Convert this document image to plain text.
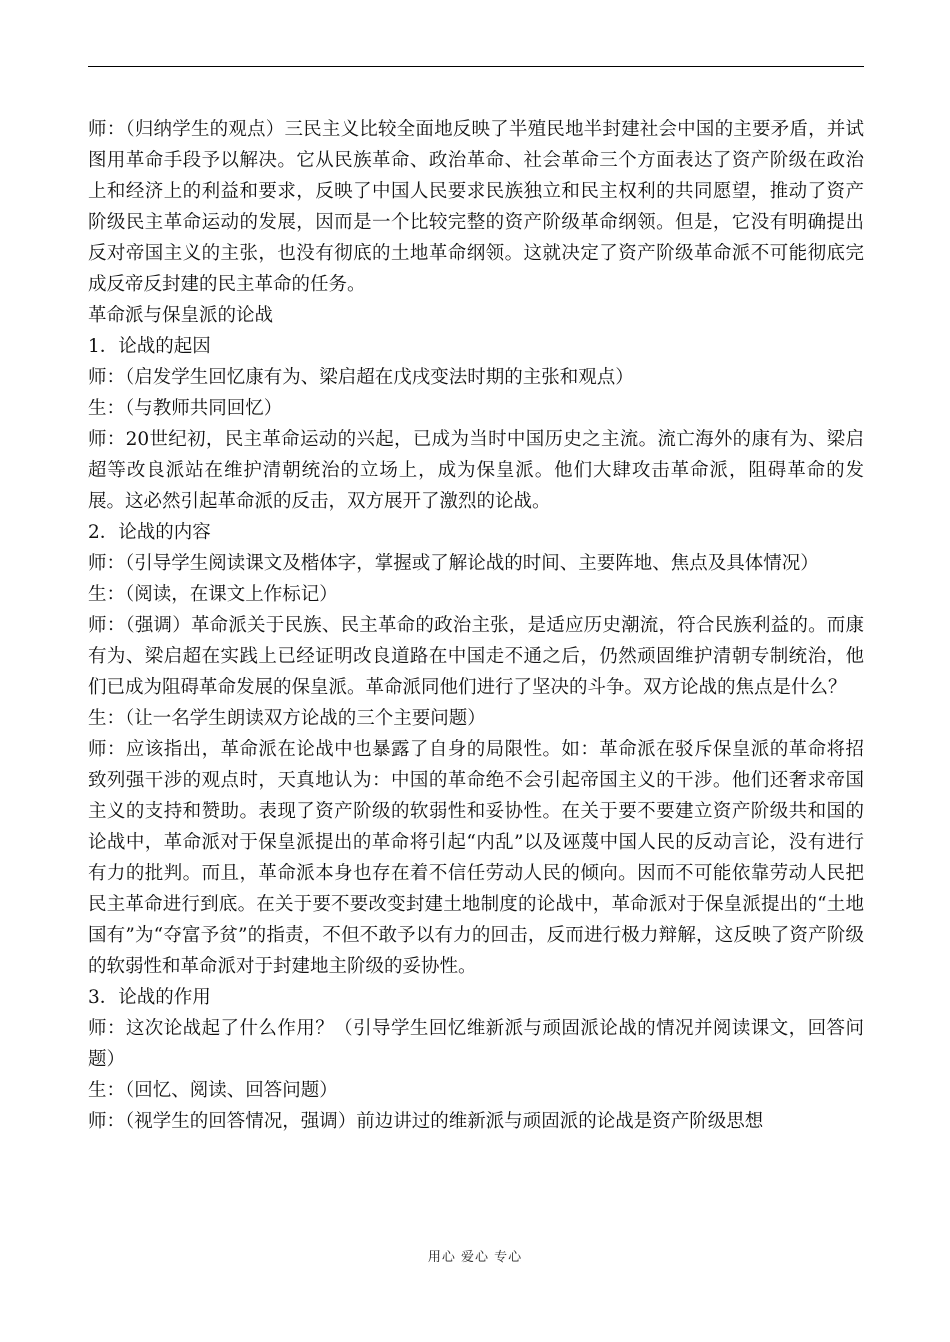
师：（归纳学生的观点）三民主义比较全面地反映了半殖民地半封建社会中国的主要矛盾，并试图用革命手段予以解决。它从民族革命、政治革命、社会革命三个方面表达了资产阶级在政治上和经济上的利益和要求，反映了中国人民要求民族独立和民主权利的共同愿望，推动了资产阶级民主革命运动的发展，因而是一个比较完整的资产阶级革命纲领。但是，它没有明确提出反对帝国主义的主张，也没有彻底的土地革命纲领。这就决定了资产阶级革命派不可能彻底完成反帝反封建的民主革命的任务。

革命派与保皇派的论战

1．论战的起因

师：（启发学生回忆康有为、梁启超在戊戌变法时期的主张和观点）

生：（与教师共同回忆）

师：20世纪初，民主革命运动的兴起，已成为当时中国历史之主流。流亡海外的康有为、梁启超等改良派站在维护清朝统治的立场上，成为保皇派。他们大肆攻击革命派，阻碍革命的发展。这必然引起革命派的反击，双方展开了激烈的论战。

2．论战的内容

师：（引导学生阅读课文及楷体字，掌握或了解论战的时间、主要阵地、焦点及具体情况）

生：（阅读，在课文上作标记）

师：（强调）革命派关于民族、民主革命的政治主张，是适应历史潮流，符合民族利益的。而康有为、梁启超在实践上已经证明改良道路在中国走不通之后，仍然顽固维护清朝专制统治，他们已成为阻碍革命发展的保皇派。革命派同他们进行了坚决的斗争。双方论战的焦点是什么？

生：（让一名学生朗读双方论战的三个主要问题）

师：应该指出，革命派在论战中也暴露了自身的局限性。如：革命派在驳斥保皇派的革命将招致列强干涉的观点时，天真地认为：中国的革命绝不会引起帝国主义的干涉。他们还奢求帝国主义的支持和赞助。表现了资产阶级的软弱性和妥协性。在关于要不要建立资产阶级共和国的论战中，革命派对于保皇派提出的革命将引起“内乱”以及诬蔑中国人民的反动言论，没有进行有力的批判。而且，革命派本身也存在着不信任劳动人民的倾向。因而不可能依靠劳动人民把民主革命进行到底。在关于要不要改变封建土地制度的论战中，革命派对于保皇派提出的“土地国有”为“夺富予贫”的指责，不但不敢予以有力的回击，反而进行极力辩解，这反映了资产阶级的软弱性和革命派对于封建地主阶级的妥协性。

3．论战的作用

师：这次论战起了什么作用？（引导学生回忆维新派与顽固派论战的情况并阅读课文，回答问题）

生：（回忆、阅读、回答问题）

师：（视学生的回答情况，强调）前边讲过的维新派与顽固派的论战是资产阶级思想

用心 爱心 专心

☆ ☆ ☆

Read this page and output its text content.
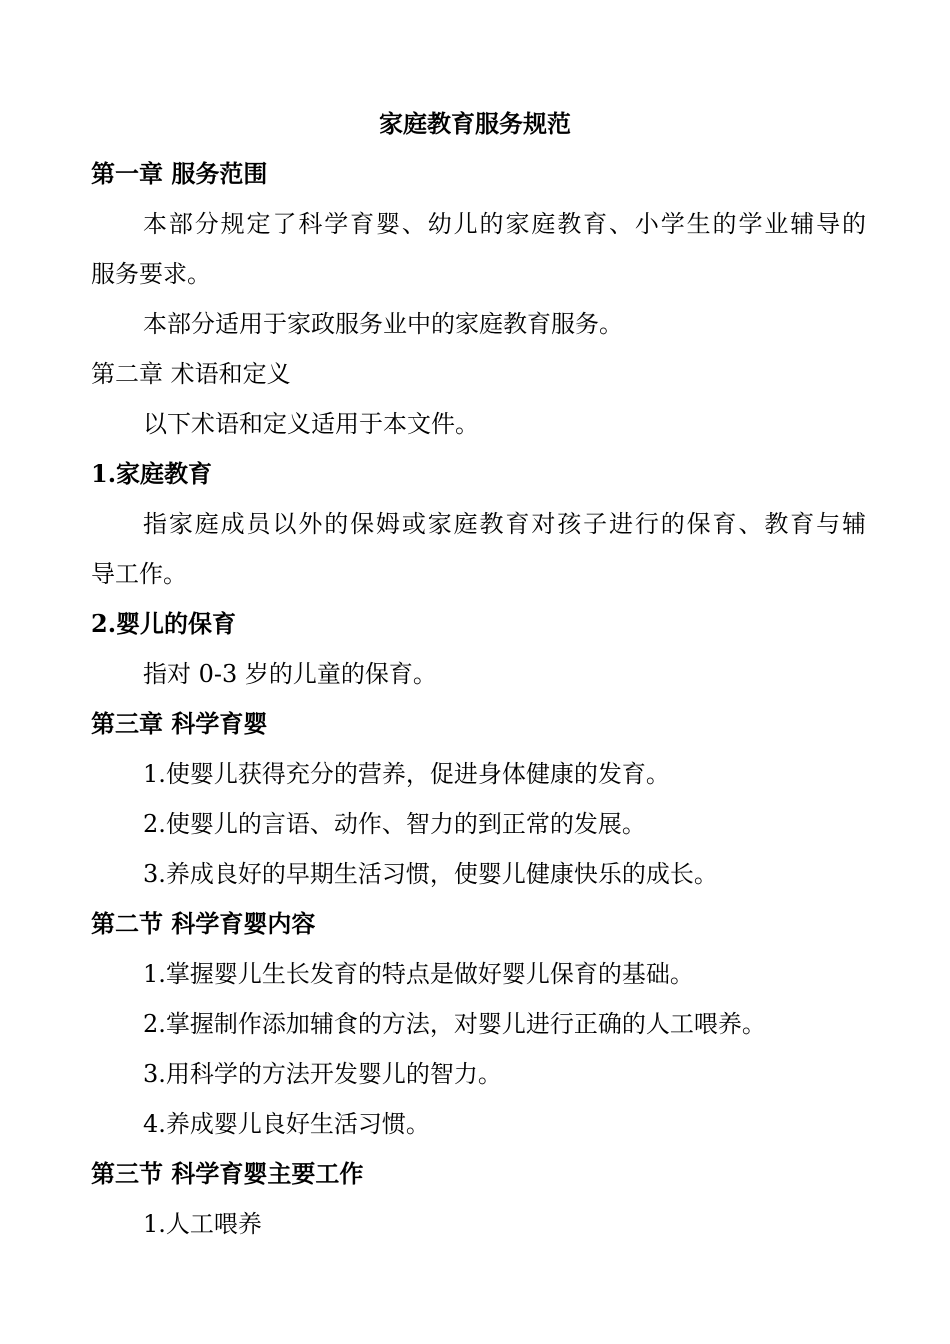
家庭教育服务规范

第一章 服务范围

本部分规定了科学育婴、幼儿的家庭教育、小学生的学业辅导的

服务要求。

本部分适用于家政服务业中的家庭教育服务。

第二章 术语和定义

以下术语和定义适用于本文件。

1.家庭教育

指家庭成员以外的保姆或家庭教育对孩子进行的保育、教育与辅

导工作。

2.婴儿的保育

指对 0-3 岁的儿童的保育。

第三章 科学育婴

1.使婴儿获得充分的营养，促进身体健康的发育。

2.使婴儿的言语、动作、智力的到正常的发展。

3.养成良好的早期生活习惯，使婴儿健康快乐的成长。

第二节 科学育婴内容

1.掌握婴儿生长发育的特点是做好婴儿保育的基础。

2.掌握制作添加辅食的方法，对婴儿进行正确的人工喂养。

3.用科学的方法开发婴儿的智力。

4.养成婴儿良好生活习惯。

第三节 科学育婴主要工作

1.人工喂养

☆ ☆ ☆

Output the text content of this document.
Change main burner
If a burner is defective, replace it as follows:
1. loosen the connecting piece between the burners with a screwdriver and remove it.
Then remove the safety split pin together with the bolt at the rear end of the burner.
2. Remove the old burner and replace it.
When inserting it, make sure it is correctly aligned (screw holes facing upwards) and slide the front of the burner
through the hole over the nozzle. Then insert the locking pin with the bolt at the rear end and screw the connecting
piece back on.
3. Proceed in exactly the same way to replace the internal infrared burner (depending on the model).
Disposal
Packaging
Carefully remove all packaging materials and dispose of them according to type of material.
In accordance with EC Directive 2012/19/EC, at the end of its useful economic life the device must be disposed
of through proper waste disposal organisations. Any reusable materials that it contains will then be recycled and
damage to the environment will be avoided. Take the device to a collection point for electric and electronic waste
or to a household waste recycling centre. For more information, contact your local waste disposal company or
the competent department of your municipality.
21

☆ ☆ ☆

DIRECTIVE:
Count the lines of these entries that hold the string "content", and give only that number.

COMPLETED TASK:
2